Stored records
────────────────────────────────────────

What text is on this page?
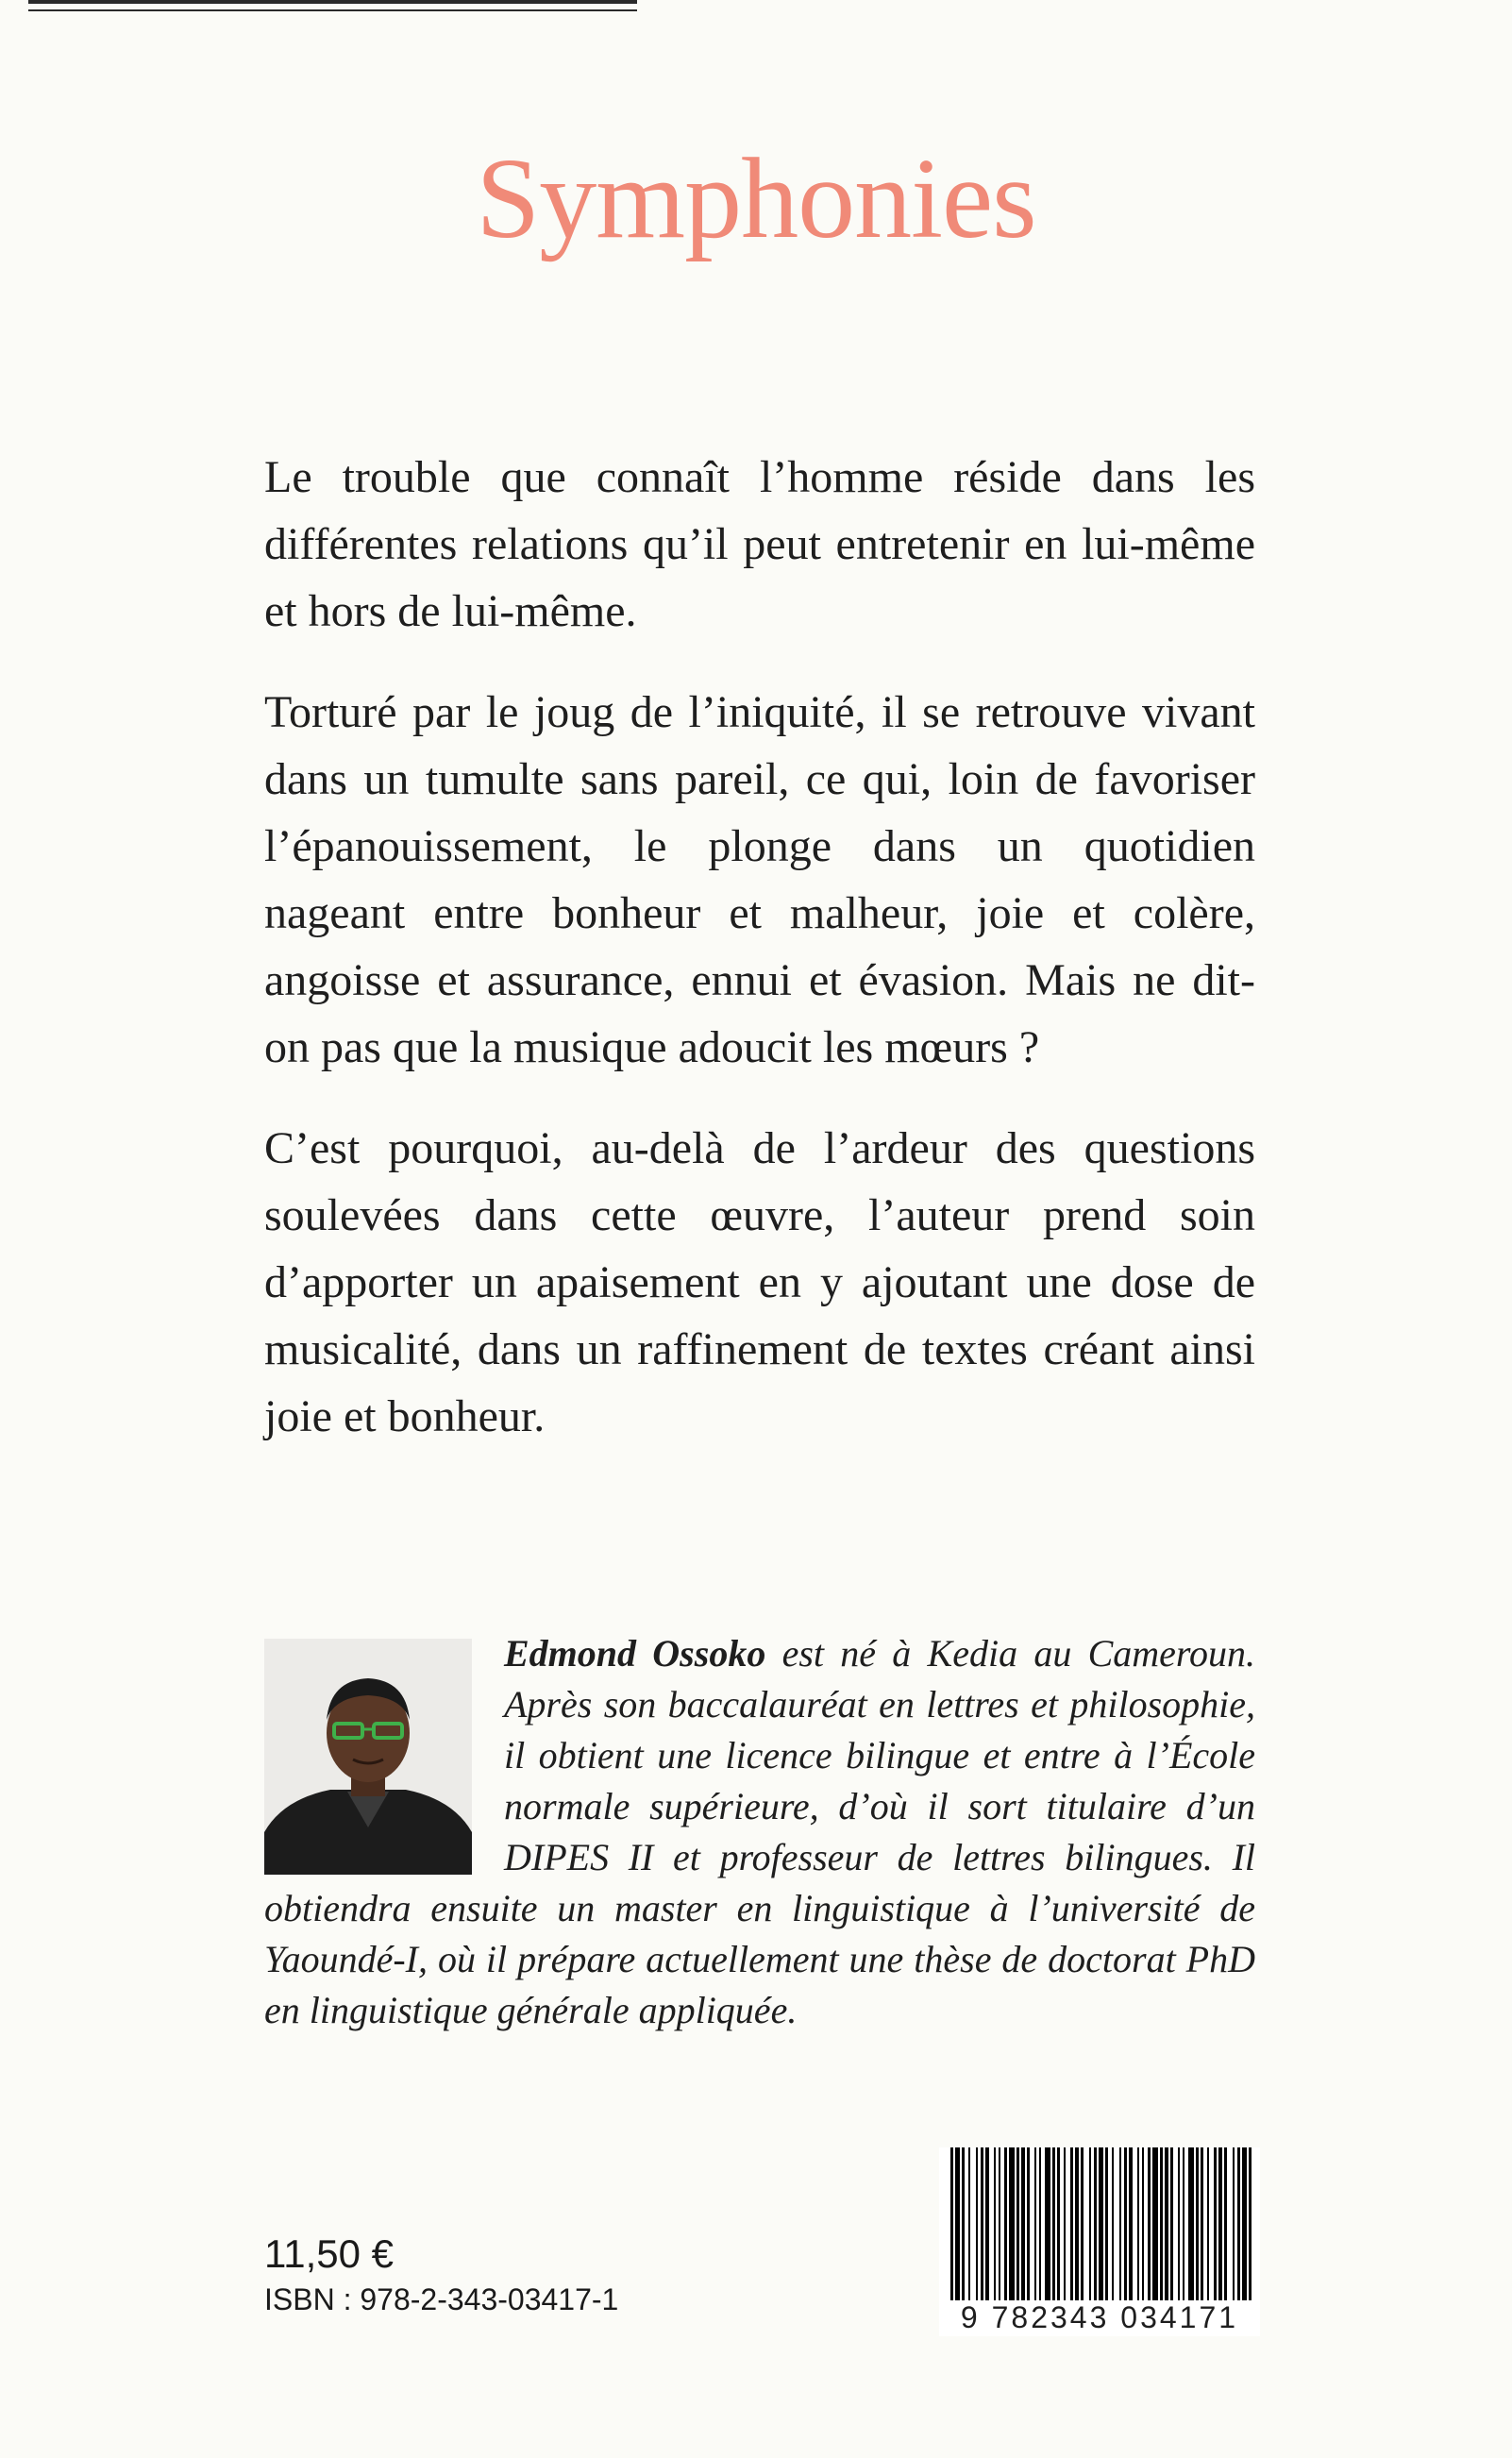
Symphonies

Le trouble que connaît l’homme réside dans les différentes relations qu’il peut entretenir en lui-même et hors de lui-même.

Torturé par le joug de l’iniquité, il se retrouve vivant dans un tumulte sans pareil, ce qui, loin de favoriser l’épanouissement, le plonge dans un quotidien nageant entre bonheur et malheur, joie et colère, angoisse et assurance, ennui et évasion. Mais ne dit-on pas que la musique adoucit les mœurs ?

C’est pourquoi, au-delà de l’ardeur des questions soulevées dans cette œuvre, l’auteur prend soin d’apporter un apaisement en y ajoutant une dose de musicalité, dans un raffinement de textes créant ainsi joie et bonheur.

Edmond Ossoko est né à Kedia au Cameroun. Après son baccalauréat en lettres et philosophie, il obtient une licence bilingue et entre à l’École normale supérieure, d’où il sort titulaire d’un DIPES II et professeur de lettres bilingues. Il obtiendra ensuite un master en linguistique à l’université de Yaoundé-I, où il prépare actuellement une thèse de doctorat PhD en linguistique générale appliquée.
11,50 €
ISBN : 978-2-343-03417-1
9 782343 034171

────────────────────────────────────────

(WORK TO DO)
State how many lines of the material contain the string "dans", with no other words.

(FULL ANSWER)
3